### What you will do
a – Which places does the January 23 entry of the snowstorm blog post say the writer should be writing about or posting pictures of? List every one.
b – How would you put this sentence from the snowstorm blog post into Spanish: "In this city there are not enough plows to clear even the main roads, let alone small streets like mine."
c – Write the next part of the snowstorm blog post, starting after its final sentence.

### Source document
........

Wednesday, January 27, 2016


Here in DC we just came through the storm of the century. Seriously, for the first time, the storm actually was as bad as they predicted. It lasted two days, dropped a couple feet of snow, brought blizzards winds and freezing temperatures. In this city there are not enough plows to clear even the main roads, let alone small streets like mine. Not including the weekend, the US government has been closed for three days and today there is a three-hour delay.

This might sound terrible to people from sunny climates, but I had a fantastic time during the storm. I had plenty of notice and time to get supplies, and I scored one of the last snow shovels to make it into the region. I have friends within walking distance, plus, Murphy's, the coolest Irish pub ever is not two blocks away. They already had a great reputation of staying open in storms, but I wasn't sure they could keep that up with this monster. Sure enough, they stayed open by putting up their staff in local hotels. They kept their 1:30 am last call in the height of the storm. Amazing.

So basically I ate and drank and socialized right through the storm, and got all kinds of personal things done I never have time for, I got the tax paperwork ready, re-addressed the mouse situation, etc. A gift of time with no expectations attached.

I also had to do some serious manual labor. I only have street parking, so my little car was buried beyond all recognition. I waited until it had to be done and the plow finally cleared at least a path in the street, and dug in.

Particularly far from the street plowing, I had to almost shovel my own driveway to get the car free.

It was a good workout. A few hours of manual labor hurts no one.

My co-worker/neighbor advised me by text, "Put your trash can in front of it when you leave so no one steals it." He's not alone in his thinking. I have noticed a few lawn chairs, etc. holding the few spots that have been dug out.

I don't get it. I don't own the street, and to try to save my spot while I go to work for eight hours is just plain rude. I wrote to him I was not doing that...he wrote back, "But you'll lose your spot and be driving for hours in circles in search of another one." Hey, we all knew what "street parking" meant when we moved into this precious neighborhood. You want guaranteed parking? Move to the suburbs, you might even get a garage.

Someone even resorted to this pathetic plea:

Isn't that always how it is. We're afraid there won't be enough, that we won't get what we deserve or what we've earned. We let fear drive us into protecting what is "ours."

I have learned otherwise. I have learned that there actually is enough. There is enough time in my life for what I want to do that I don't have to resent my work hours or fear I won't have time for me. I have learned that there are resources enough in almost every case, to be magnanimous, to try for big things, to step out, to be audacious, and certainly to leave a parking spot for others to use all day.

I have learned to trust myself and the universe to provide what I need, and when I do, I am rewarded. I am rewarded for getting to live that day without fear. I don't want to live in such a way that fear of scarcity affects my decisions and has me being too frugal, too stingy with my time or money and living too small. My objective in life is to develop and live bigger, which does not include hoarding a parking space.

Now...let's see if I feel the same tonight when I get home.

Saturday, January 23, 2016


I should be writing about Renaissance art, the Amalfi Coast, and the wonder of Rome. I should be posting pictures of the Roman Forum, my favorite scene of the Sistine Chapel and writing what it's like to spend Christmas in Sorrento. I have recently seen the wonders of the greatest empire to ever rule the world.

........

### Supplied entries
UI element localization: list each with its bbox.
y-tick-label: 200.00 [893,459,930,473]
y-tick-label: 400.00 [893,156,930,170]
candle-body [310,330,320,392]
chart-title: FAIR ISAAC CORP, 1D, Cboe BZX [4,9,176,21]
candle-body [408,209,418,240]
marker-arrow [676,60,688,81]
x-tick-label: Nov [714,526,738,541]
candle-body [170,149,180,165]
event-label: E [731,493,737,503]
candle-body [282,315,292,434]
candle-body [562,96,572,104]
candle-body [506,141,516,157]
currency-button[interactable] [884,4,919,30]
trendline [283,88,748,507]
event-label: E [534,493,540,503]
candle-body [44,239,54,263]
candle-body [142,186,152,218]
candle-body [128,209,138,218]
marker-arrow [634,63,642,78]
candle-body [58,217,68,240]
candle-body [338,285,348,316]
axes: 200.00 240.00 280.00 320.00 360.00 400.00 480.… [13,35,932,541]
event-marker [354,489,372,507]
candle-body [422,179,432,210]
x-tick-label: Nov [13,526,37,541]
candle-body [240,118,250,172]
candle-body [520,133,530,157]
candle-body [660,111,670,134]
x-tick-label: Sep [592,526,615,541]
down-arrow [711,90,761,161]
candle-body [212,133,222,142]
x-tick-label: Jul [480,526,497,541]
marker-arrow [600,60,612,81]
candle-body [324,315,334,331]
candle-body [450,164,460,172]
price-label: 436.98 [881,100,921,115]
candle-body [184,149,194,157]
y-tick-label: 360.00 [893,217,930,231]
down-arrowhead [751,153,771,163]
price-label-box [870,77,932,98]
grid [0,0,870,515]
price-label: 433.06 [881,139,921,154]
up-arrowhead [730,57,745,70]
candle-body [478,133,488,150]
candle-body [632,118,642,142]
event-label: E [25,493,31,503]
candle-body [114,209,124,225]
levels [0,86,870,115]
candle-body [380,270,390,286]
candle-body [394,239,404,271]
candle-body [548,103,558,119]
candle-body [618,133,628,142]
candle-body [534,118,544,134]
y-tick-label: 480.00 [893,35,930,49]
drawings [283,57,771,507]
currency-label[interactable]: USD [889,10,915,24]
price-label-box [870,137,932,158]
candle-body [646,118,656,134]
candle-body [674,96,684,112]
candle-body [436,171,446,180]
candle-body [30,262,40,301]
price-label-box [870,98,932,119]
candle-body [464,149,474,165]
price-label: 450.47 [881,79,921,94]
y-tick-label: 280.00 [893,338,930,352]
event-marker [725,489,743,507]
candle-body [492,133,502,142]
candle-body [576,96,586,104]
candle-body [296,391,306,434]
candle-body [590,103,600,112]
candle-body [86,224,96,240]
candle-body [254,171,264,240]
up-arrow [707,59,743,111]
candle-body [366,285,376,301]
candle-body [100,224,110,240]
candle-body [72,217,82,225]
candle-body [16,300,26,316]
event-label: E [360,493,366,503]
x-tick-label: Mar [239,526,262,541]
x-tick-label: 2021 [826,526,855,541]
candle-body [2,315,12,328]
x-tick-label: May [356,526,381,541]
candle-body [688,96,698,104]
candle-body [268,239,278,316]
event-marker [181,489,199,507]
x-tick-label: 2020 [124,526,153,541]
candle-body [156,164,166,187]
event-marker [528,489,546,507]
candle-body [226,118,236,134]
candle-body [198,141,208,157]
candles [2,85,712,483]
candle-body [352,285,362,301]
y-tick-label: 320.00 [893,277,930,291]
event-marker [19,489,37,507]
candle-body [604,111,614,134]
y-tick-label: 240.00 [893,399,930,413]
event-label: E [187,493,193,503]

........

### Results in order
a –
Amalfi Coast
Rome
Roman Forum
Sistine Chapel
Sorrento

b – En esta ciudad no hay suficientes quitanieves para despejar ni siquiera las calles principales, y mucho menos calles pequeñas como la mía.

c –
I should be writing about how magical the trip was, how I am coming to believe that only when you step out to do something as large as dragging your parents half-way around the world because you think they need to see it, does magic happen. There's a payoff for audacity.

But I'm not writing about that. Yes I was inspired, there are several posts in that two-week trip, and I may get to them. But I am more compelled to write about another topic, as it has become my semi-obsession.


I live in a house built in 1890. It's in the historic district, it's charming, it is in a great is suddenly a mouse haven. Not charming. I left it cold and still for two weeks in the middle of winter, with a pantry full of, well, tasty items if you are a mouse in winter, apparently.

So I had this to tackle ASAP when I got back, as I was too grossed out by the mess my tiny housemates made to let things lie for even a day. Jet-lagged, I walked down to the 24-hour drugstore at 3am to buy whatever they had. It is not fun to buy anti-rodent paraphernalia. They only had conventional traps, albeit hard plastic instead of the old wire and wood design, but they had teeth and looked effective. I grabbed a handful, took them home and loaded them up with almond butter.

No dice. These are city mice, street smart. I thought they might like the Whole Foods almond butter, and they did. I got home to empty traps. They know how to get the goods and run back into the depths of my crawl space. Not cool.

I went to the sticky traps. Evil, and mean, I agree, but I needed to deliver a strong message. Success. I awoke to two very alive but very stuck creatures. I have to say, they were a little adorable, and so I felt bad, even apologized as I put them out of their misery. Had to, poor creatures. There I am in the freezing, early-morning dark, in my jammies, apologizing to the tiny beasts as I hit them hard with a piece of firewood. Twice each. Ugh. It took more emotional energy than physical, but I can do this, and was heartened to be getting somewhere with this crowd.

The next morning there was a half-stuck mice that had crawled with one free leg out into the center of the kitchen in a final quest for freedom. Inspiring really. Braveheart came to mind.

I spent my weekend buying glass containers and bleaching every inch of the pantry, throwing out perfectly good food and paper items because, well, let's be honest, I needed to feel cleaner. Sorry to the environment, but, desperate times...

Feeling cleaner and a little smug, I thought the bleach and eliminating their ability to find any morsel of food would encourage them to go elsewhere. Sure I had given some effort to close up some possible entry points, but to really get back in that scary crawl space...well, no one wanted to do that.

So back into another work week, waking up and coming home to dead mice daily began to wear on me. I got tired of killing mice. While I was apologizing to the first two and feeling bad, by the time I got to numbers six and seven, I was just tossing them into the outdoor trash. I had gotten calloused in a hurry, and starting to take this personally. Hey, freezing to death isn't that bad of a way to go. Don't judge.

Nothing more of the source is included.